**Task brief:** Give every entry again, unchanged, and leave its images out.

**Data supplied:**
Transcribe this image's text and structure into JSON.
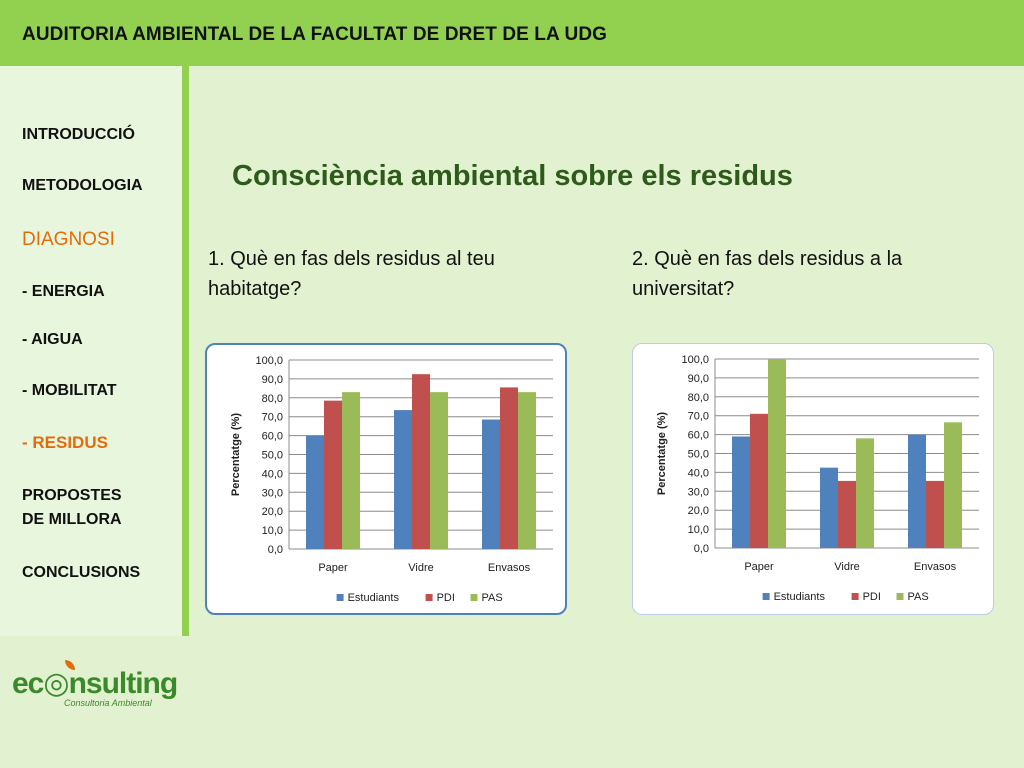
{
  "header": {
    "title": "AUDITORIA AMBIENTAL DE LA FACULTAT DE DRET DE LA UDG"
  },
  "sidebar": {
    "items": [
      {
        "label": "INTRODUCCIÓ"
      },
      {
        "label": "METODOLOGIA"
      },
      {
        "label": "DIAGNOSI"
      },
      {
        "label": "- ENERGIA"
      },
      {
        "label": "- AIGUA"
      },
      {
        "label": "- MOBILITAT"
      },
      {
        "label": "- RESIDUS"
      },
      {
        "label": "PROPOSTES"
      },
      {
        "label": "DE MILLORA"
      },
      {
        "label": "CONCLUSIONS"
      }
    ]
  },
  "slide": {
    "title": "Consciència ambiental sobre els residus",
    "question1": "1. Què en fas dels residus al teu habitatge?",
    "question2": "2. Què en fas dels residus a la universitat?"
  },
  "logo": {
    "word": "ec",
    "word_rest": "nsulting",
    "subtitle": "Consultoria Ambiental"
  },
  "colors": {
    "estudiants": "#4f81bd",
    "pdi": "#c0504d",
    "pas": "#9bbb59",
    "header": "#92d050",
    "accent": "#e36c0a"
  },
  "chart_data": [
    {
      "type": "bar",
      "categories": [
        "Paper",
        "Vidre",
        "Envasos"
      ],
      "series": [
        {
          "name": "Estudiants",
          "values": [
            60.0,
            73.5,
            68.5
          ]
        },
        {
          "name": "PDI",
          "values": [
            78.5,
            92.5,
            85.5
          ]
        },
        {
          "name": "PAS",
          "values": [
            83.0,
            83.0,
            83.0
          ]
        }
      ],
      "ylabel": "Percentatge (%)",
      "yticks": [
        "0,0",
        "10,0",
        "20,0",
        "30,0",
        "40,0",
        "50,0",
        "60,0",
        "70,0",
        "80,0",
        "90,0",
        "100,0"
      ],
      "ylim": [
        0,
        100
      ],
      "grid": true,
      "legend": "bottom"
    },
    {
      "type": "bar",
      "categories": [
        "Paper",
        "Vidre",
        "Envasos"
      ],
      "series": [
        {
          "name": "Estudiants",
          "values": [
            59.0,
            42.5,
            60.0
          ]
        },
        {
          "name": "PDI",
          "values": [
            71.0,
            35.5,
            35.5
          ]
        },
        {
          "name": "PAS",
          "values": [
            100.0,
            58.0,
            66.5
          ]
        }
      ],
      "ylabel": "Percentatge (%)",
      "yticks": [
        "0,0",
        "10,0",
        "20,0",
        "30,0",
        "40,0",
        "50,0",
        "60,0",
        "70,0",
        "80,0",
        "90,0",
        "100,0"
      ],
      "ylim": [
        0,
        100
      ],
      "grid": true,
      "legend": "bottom"
    }
  ]
}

**The output:**
Transcribe this image's text and structure into JSON.
{
  "header": {
    "title": "AUDITORIA AMBIENTAL DE LA FACULTAT DE DRET DE LA UDG"
  },
  "sidebar": {
    "items": [
      {
        "label": "INTRODUCCIÓ"
      },
      {
        "label": "METODOLOGIA"
      },
      {
        "label": "DIAGNOSI"
      },
      {
        "label": "- ENERGIA"
      },
      {
        "label": "- AIGUA"
      },
      {
        "label": "- MOBILITAT"
      },
      {
        "label": "- RESIDUS"
      },
      {
        "label": "PROPOSTES"
      },
      {
        "label": "DE MILLORA"
      },
      {
        "label": "CONCLUSIONS"
      }
    ]
  },
  "slide": {
    "title": "Consciència ambiental sobre els residus",
    "question1": "1. Què en fas dels residus al teu habitatge?",
    "question2": "2. Què en fas dels residus a la universitat?"
  },
  "logo": {
    "word": "ec",
    "word_rest": "nsulting",
    "subtitle": "Consultoria Ambiental"
  },
  "colors": {
    "estudiants": "#4f81bd",
    "pdi": "#c0504d",
    "pas": "#9bbb59",
    "header": "#92d050",
    "accent": "#e36c0a"
  },
  "chart_data": [
    {
      "type": "bar",
      "categories": [
        "Paper",
        "Vidre",
        "Envasos"
      ],
      "series": [
        {
          "name": "Estudiants",
          "values": [
            60.0,
            73.5,
            68.5
          ]
        },
        {
          "name": "PDI",
          "values": [
            78.5,
            92.5,
            85.5
          ]
        },
        {
          "name": "PAS",
          "values": [
            83.0,
            83.0,
            83.0
          ]
        }
      ],
      "ylabel": "Percentatge (%)",
      "yticks": [
        "0,0",
        "10,0",
        "20,0",
        "30,0",
        "40,0",
        "50,0",
        "60,0",
        "70,0",
        "80,0",
        "90,0",
        "100,0"
      ],
      "ylim": [
        0,
        100
      ],
      "grid": true,
      "legend": "bottom"
    },
    {
      "type": "bar",
      "categories": [
        "Paper",
        "Vidre",
        "Envasos"
      ],
      "series": [
        {
          "name": "Estudiants",
          "values": [
            59.0,
            42.5,
            60.0
          ]
        },
        {
          "name": "PDI",
          "values": [
            71.0,
            35.5,
            35.5
          ]
        },
        {
          "name": "PAS",
          "values": [
            100.0,
            58.0,
            66.5
          ]
        }
      ],
      "ylabel": "Percentatge (%)",
      "yticks": [
        "0,0",
        "10,0",
        "20,0",
        "30,0",
        "40,0",
        "50,0",
        "60,0",
        "70,0",
        "80,0",
        "90,0",
        "100,0"
      ],
      "ylim": [
        0,
        100
      ],
      "grid": true,
      "legend": "bottom"
    }
  ]
}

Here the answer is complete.